▶ Aim:
Word for word, repeat the entries, minus the pictures.
## BEGIN Provided information
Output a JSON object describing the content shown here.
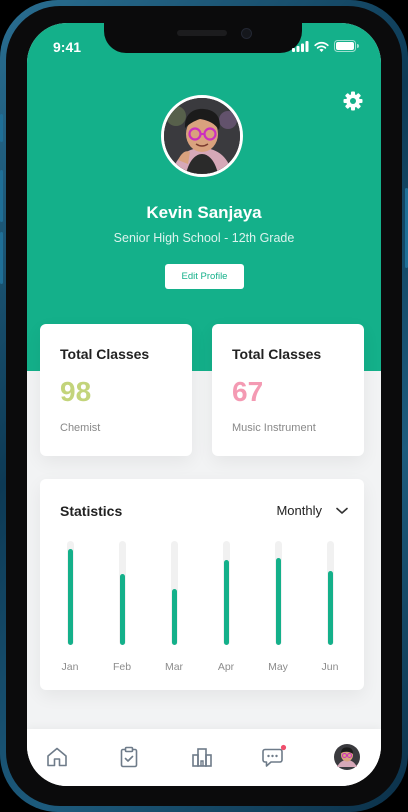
{
  "status_bar": {
    "time": "9:41"
  },
  "profile": {
    "name": "Kevin Sanjaya",
    "subtitle": "Senior High School - 12th Grade",
    "edit_label": "Edit Profile"
  },
  "cards": [
    {
      "title": "Total Classes",
      "value": "98",
      "subject": "Chemist",
      "color": "#c3d47b"
    },
    {
      "title": "Total Classes",
      "value": "67",
      "subject": "Music Instrument",
      "color": "#f49ab3"
    }
  ],
  "statistics": {
    "title": "Statistics",
    "period": "Monthly",
    "months": [
      "Jan",
      "Feb",
      "Mar",
      "Apr",
      "May",
      "Jun"
    ],
    "progress": [
      0.92,
      0.68,
      0.54,
      0.82,
      0.84,
      0.71
    ]
  },
  "nav": {
    "items": [
      "home-icon",
      "clipboard-check-icon",
      "school-icon",
      "chat-icon",
      "profile-avatar"
    ]
  },
  "colors": {
    "accent": "#14b08a",
    "notification": "#ef4f6c"
  }
}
## END Provided information
▶ Exercise solution:
Output a JSON object describing the content shown here.
{
  "status_bar": {
    "time": "9:41"
  },
  "profile": {
    "name": "Kevin Sanjaya",
    "subtitle": "Senior High School - 12th Grade",
    "edit_label": "Edit Profile"
  },
  "cards": [
    {
      "title": "Total Classes",
      "value": "98",
      "subject": "Chemist",
      "color": "#c3d47b"
    },
    {
      "title": "Total Classes",
      "value": "67",
      "subject": "Music Instrument",
      "color": "#f49ab3"
    }
  ],
  "statistics": {
    "title": "Statistics",
    "period": "Monthly",
    "months": [
      "Jan",
      "Feb",
      "Mar",
      "Apr",
      "May",
      "Jun"
    ],
    "progress": [
      0.92,
      0.68,
      0.54,
      0.82,
      0.84,
      0.71
    ]
  },
  "nav": {
    "items": [
      "home-icon",
      "clipboard-check-icon",
      "school-icon",
      "chat-icon",
      "profile-avatar"
    ]
  },
  "colors": {
    "accent": "#14b08a",
    "notification": "#ef4f6c"
  }
}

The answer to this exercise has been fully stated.